## START RECORDS SUPPLIED
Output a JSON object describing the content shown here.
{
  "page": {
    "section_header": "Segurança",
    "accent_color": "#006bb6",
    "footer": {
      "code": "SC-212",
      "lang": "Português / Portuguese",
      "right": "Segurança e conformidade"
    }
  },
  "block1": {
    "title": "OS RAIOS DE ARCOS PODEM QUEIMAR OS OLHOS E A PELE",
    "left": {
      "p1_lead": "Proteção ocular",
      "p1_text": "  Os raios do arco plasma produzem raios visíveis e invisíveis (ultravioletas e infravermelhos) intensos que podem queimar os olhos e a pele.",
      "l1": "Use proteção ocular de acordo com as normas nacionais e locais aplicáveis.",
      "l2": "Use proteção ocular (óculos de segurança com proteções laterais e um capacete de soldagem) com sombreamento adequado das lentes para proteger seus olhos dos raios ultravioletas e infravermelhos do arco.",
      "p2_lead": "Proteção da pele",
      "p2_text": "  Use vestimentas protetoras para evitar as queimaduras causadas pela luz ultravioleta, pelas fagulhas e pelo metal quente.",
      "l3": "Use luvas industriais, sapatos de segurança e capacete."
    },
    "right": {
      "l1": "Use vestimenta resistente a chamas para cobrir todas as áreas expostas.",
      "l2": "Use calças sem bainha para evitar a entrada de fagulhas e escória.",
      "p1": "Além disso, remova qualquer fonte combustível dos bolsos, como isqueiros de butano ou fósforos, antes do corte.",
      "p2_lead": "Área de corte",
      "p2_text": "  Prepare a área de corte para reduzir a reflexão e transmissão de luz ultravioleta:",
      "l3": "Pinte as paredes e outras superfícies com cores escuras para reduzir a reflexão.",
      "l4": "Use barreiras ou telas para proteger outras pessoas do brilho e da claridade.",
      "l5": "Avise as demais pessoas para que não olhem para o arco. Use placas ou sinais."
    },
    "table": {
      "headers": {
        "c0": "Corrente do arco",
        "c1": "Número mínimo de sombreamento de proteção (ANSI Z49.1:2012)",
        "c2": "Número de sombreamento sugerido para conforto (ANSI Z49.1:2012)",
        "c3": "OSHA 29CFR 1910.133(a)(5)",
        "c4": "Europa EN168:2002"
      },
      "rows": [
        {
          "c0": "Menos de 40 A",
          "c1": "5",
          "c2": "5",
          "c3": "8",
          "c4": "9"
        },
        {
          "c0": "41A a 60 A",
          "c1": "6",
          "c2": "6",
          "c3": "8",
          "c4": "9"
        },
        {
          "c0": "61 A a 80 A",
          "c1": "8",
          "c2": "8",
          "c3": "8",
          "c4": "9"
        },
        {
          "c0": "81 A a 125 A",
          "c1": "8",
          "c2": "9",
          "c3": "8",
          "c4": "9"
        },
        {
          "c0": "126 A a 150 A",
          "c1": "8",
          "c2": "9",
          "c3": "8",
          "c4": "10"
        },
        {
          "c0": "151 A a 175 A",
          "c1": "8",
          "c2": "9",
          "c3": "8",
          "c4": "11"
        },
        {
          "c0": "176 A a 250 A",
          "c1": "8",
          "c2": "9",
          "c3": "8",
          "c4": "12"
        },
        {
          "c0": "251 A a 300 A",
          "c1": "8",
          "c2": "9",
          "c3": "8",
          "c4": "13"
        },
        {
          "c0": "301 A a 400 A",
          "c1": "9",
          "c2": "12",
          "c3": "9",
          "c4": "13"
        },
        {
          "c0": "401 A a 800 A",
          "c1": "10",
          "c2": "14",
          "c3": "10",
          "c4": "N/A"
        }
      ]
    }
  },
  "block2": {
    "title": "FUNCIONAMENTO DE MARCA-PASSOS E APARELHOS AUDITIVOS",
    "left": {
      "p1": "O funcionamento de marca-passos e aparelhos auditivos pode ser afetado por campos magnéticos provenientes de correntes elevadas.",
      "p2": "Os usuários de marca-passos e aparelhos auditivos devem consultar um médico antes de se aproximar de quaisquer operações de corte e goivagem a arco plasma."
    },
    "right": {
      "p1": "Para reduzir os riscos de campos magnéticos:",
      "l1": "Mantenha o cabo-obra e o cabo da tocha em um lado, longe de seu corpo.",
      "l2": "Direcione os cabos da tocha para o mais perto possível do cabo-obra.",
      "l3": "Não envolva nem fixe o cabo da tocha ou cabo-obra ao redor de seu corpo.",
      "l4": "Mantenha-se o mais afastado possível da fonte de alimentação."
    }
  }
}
## END RECORDS SUPPLIED
## START RECORDS SUPPLIED
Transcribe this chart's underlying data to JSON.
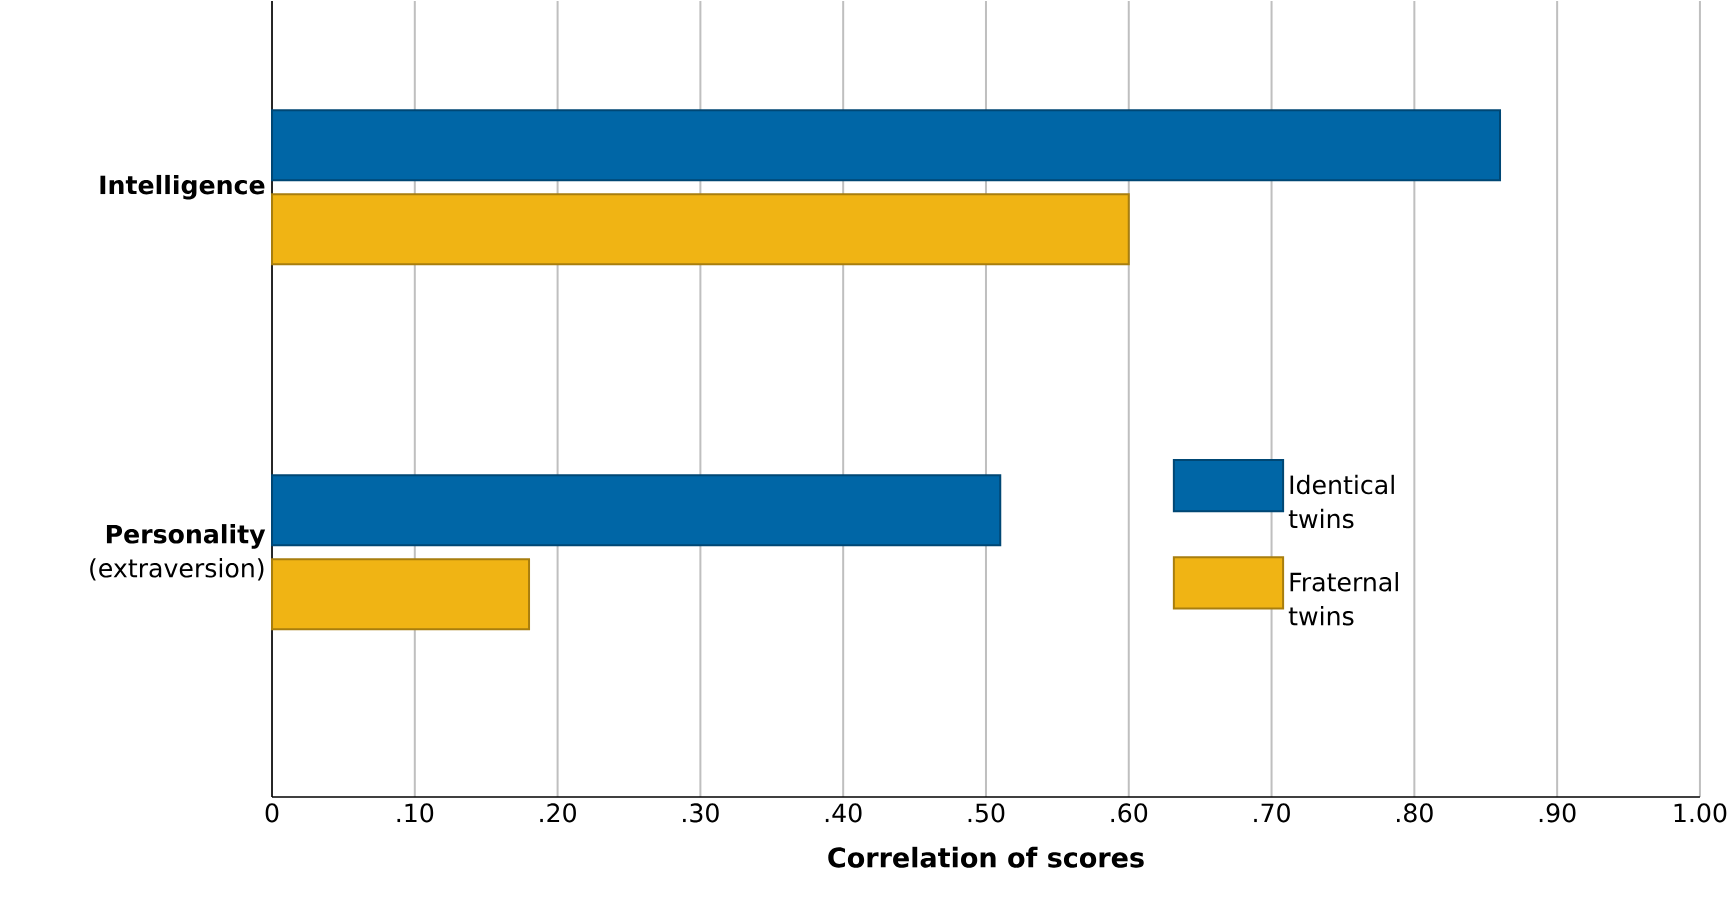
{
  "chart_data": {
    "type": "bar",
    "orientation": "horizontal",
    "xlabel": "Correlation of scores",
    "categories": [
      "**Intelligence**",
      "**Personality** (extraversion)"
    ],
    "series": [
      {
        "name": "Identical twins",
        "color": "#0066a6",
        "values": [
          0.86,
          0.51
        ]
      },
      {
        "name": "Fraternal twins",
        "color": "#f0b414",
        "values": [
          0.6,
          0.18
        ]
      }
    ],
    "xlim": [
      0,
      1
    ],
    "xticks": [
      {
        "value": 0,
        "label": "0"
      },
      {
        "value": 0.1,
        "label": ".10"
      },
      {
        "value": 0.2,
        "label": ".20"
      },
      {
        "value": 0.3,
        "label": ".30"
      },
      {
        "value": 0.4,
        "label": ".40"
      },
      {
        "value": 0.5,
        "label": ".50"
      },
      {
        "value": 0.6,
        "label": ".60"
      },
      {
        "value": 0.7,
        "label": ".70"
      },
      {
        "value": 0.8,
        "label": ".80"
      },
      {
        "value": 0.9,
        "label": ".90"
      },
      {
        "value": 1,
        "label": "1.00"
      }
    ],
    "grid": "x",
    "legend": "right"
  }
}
## END RECORDS SUPPLIED
WHAT THIS TASK INVOLVES: Scan the material for lines with the word "cabo", and copy each line you find.

SOLUTION TO THE PROBLEM:
      "l1": "Mantenha o cabo-obra e o cabo da tocha em um lado, longe de seu corpo.",
      "l2": "Direcione os cabos da tocha para o mais perto possível do cabo-obra.",
      "l3": "Não envolva nem fixe o cabo da tocha ou cabo-obra ao redor de seu corpo.",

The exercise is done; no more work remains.